■ Set task ■
Copy exactly, and only, the lines from the line containing "Serialize everything readable" through the last line of the records below, both included.

■ Supplied material ■
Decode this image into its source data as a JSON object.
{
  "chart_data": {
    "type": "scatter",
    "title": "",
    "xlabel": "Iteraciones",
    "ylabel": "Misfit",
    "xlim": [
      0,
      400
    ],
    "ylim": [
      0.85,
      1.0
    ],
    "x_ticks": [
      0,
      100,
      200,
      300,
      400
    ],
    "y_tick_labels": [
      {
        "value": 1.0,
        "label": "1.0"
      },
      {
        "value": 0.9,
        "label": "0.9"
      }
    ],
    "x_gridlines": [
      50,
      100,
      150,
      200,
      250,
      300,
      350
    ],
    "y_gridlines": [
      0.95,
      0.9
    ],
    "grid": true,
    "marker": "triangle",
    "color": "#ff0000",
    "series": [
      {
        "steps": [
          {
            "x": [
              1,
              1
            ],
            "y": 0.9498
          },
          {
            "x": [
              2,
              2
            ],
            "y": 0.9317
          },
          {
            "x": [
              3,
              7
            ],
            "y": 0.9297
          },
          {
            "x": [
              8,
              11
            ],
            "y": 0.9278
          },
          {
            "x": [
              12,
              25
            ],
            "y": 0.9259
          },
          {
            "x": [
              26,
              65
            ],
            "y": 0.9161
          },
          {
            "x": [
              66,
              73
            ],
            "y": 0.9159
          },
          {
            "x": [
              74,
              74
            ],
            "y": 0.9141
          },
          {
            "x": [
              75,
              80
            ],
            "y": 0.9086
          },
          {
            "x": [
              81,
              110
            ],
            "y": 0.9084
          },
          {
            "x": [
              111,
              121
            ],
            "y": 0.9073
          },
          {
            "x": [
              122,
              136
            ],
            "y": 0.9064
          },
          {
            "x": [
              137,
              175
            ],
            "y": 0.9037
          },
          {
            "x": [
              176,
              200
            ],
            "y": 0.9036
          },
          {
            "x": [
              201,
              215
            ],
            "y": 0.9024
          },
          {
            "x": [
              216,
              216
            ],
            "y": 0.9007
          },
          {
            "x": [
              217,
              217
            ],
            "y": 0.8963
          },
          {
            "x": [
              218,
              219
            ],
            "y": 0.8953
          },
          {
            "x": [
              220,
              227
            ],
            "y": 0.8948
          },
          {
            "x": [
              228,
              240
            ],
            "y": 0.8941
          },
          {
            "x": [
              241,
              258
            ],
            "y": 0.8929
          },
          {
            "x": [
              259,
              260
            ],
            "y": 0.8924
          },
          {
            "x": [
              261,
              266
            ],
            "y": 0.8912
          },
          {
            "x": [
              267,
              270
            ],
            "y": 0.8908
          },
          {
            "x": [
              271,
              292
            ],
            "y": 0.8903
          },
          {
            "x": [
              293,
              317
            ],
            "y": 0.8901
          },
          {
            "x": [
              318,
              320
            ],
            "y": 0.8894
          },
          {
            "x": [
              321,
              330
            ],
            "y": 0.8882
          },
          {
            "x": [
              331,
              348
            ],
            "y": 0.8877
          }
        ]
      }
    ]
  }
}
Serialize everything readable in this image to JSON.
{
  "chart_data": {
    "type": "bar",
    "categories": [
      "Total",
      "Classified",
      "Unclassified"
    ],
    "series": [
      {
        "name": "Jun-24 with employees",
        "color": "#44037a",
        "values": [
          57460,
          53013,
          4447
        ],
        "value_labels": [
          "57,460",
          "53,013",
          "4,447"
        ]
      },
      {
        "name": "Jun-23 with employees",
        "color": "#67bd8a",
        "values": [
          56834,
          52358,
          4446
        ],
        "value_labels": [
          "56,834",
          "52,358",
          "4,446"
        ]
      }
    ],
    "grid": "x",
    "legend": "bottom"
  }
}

■ Reply ■
Serialize everything readable in this image to JSON.
{
  "chart_data": {
    "type": "bar",
    "categories": [
      "Total",
      "Classified",
      "Unclassified"
    ],
    "series": [
      {
        "name": "Jun-24 with employees",
        "color": "#44037a",
        "values": [
          57460,
          53013,
          4447
        ],
        "value_labels": [
          "57,460",
          "53,013",
          "4,447"
        ]
      },
      {
        "name": "Jun-23 with employees",
        "color": "#67bd8a",
        "values": [
          56834,
          52358,
          4446
        ],
        "value_labels": [
          "56,834",
          "52,358",
          "4,446"
        ]
      }
    ],
    "grid": "x",
    "legend": "bottom"
  }
}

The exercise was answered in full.